Your instructions:
From the listing below, pull out every line where the string "this" appears.

Collected data:
☆ ☆ ☆ ☆

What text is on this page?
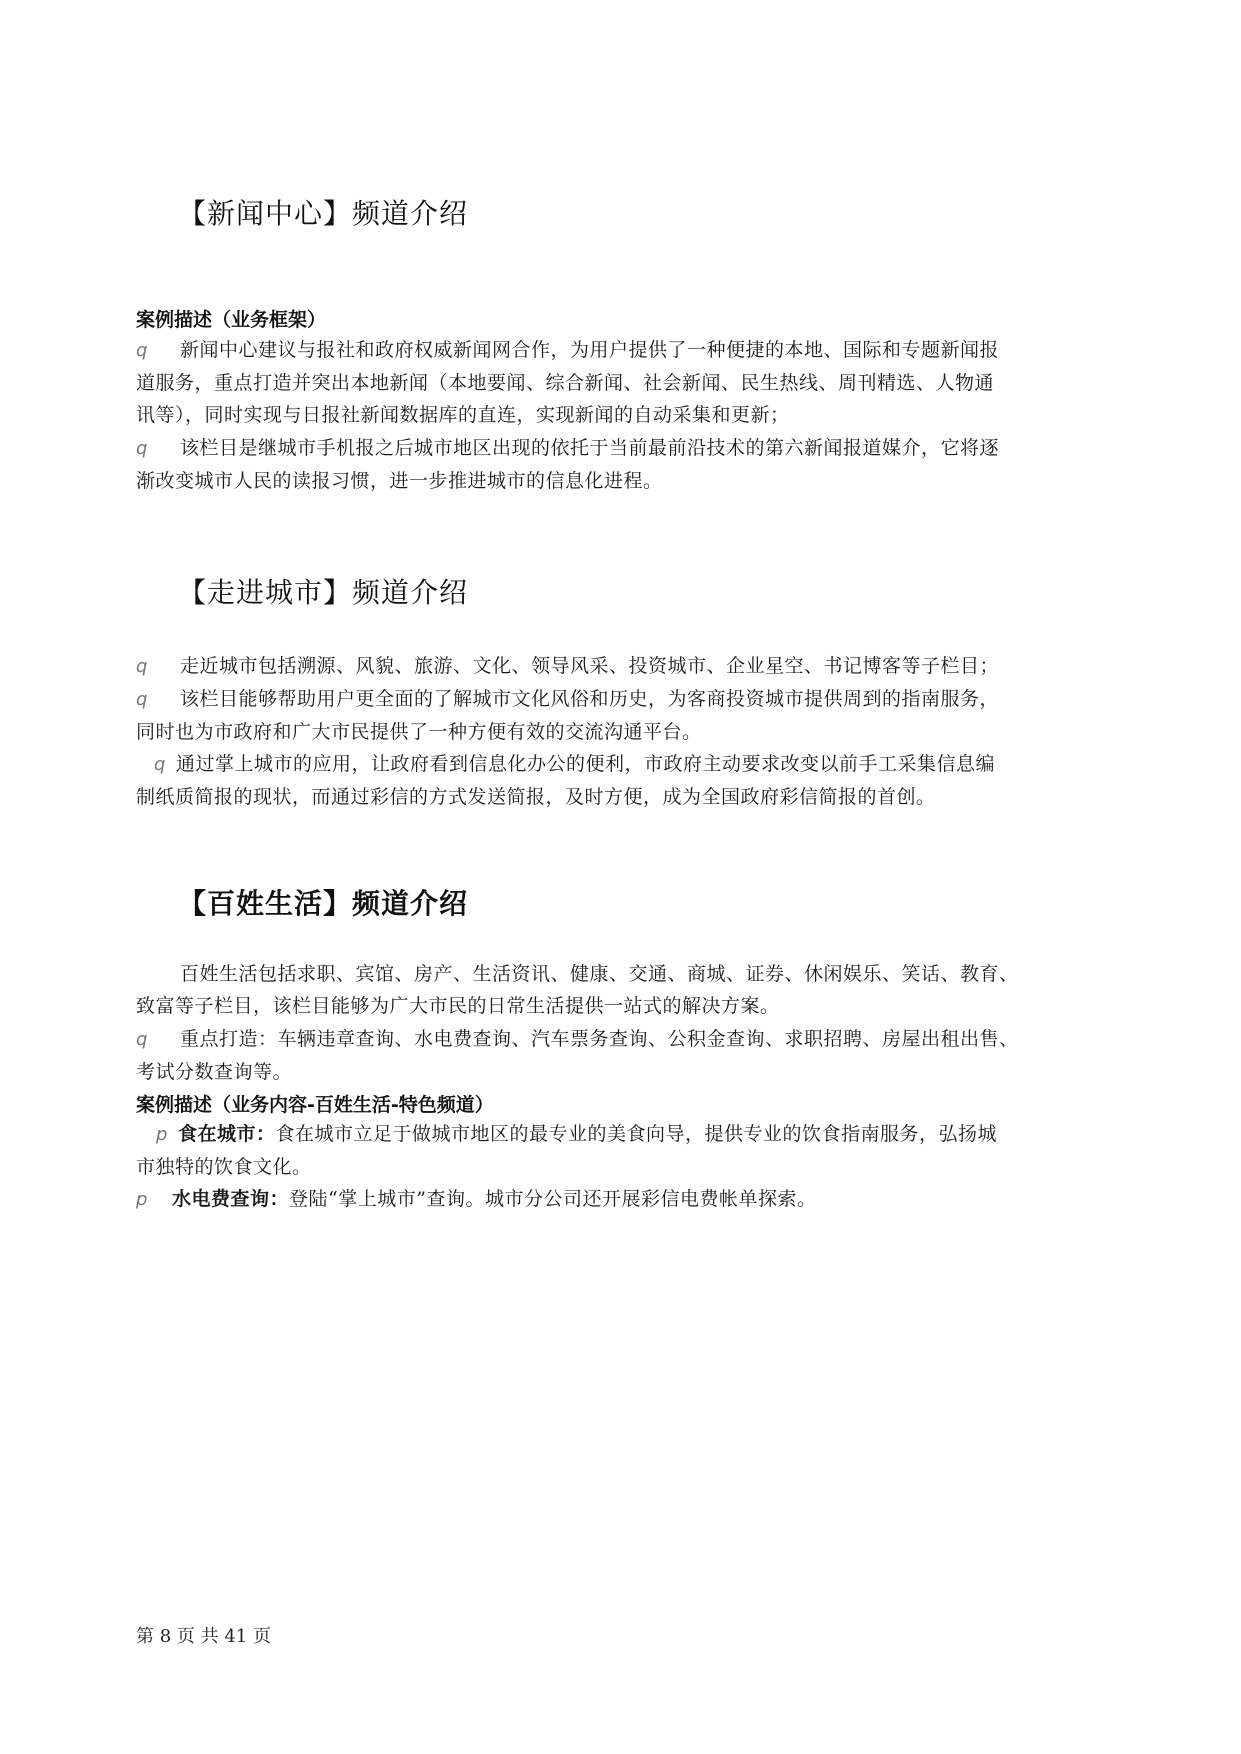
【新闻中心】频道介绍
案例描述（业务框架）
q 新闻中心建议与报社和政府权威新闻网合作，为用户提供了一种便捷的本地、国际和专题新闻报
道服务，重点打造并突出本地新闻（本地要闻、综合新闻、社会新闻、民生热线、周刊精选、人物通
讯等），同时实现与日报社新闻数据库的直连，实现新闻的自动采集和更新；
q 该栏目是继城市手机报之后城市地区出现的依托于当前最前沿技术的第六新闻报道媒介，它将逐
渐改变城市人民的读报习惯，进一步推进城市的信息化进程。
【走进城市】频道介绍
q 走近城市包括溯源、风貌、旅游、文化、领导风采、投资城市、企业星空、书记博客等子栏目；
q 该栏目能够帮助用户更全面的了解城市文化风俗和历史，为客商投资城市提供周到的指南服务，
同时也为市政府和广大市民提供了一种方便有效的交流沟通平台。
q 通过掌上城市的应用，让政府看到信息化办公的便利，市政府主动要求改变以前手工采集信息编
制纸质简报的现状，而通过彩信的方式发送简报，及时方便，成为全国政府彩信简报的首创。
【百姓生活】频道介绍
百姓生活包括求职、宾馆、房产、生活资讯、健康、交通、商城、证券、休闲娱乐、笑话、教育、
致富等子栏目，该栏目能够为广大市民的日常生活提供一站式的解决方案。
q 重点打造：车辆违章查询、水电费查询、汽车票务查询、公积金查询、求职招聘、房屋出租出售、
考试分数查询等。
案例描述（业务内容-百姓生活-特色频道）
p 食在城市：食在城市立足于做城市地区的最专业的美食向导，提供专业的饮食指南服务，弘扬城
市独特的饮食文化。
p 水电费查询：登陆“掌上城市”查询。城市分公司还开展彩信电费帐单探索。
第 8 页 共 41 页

☆ ☆ ☆ ☆

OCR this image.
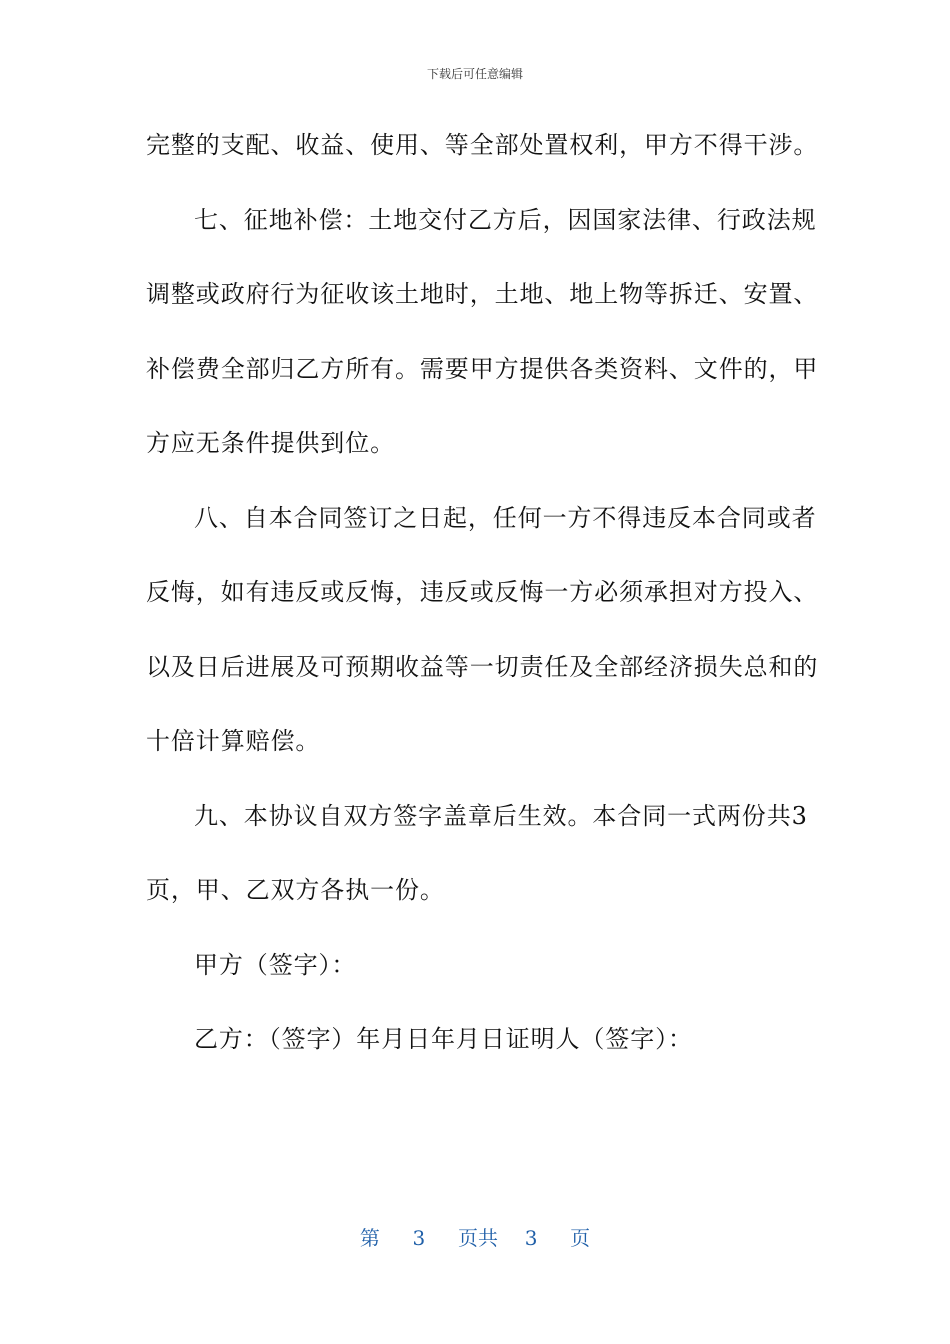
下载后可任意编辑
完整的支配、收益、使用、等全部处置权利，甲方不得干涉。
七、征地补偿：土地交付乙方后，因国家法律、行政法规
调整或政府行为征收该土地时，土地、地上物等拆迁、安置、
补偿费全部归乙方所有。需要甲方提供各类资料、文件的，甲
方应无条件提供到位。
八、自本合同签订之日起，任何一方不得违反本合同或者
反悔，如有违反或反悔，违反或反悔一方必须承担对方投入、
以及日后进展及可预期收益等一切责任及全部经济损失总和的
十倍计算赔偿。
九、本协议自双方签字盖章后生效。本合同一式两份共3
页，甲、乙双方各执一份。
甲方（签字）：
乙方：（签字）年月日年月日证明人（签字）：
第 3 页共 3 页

☆ ☆ ☆ ☆

Solution below:
What text is on this page?
OCR this image.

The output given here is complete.